Update everything from the start of the material down to the line containing "logo[interactable]: hero: [158, 32, 359, 102]", replacing "brand-name" with "brand-label" and keeping all else unchanged.

━━ Given records

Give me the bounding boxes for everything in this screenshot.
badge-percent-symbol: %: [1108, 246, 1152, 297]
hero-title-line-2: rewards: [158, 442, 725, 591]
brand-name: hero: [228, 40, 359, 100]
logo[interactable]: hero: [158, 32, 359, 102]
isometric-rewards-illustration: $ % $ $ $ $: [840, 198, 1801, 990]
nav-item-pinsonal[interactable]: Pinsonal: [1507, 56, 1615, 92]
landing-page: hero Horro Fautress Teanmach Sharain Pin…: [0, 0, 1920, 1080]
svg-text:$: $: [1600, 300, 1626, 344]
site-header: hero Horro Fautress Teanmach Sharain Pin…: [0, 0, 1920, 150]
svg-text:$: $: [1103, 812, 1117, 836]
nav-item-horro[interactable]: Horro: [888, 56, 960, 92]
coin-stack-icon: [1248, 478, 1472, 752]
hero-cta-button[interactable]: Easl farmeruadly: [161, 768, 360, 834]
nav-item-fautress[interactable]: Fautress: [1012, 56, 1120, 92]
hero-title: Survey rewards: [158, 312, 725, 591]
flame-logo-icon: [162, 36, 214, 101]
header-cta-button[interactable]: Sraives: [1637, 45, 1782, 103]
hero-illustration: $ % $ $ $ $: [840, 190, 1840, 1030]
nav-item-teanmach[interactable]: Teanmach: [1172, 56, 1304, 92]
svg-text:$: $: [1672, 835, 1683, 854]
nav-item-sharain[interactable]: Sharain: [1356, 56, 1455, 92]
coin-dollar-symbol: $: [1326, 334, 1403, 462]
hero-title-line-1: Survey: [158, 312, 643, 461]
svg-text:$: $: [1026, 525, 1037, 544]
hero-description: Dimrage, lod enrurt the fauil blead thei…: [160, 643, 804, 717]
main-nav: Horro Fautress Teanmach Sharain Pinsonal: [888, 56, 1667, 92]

━━━━

§ Solved problem:
Give me the bounding boxes for everything in this screenshot.
badge-percent-symbol: %: [1108, 246, 1152, 297]
hero-title-line-2: rewards: [158, 442, 725, 591]
brand-label: hero: [228, 40, 359, 100]
logo[interactable]: hero: [158, 32, 359, 102]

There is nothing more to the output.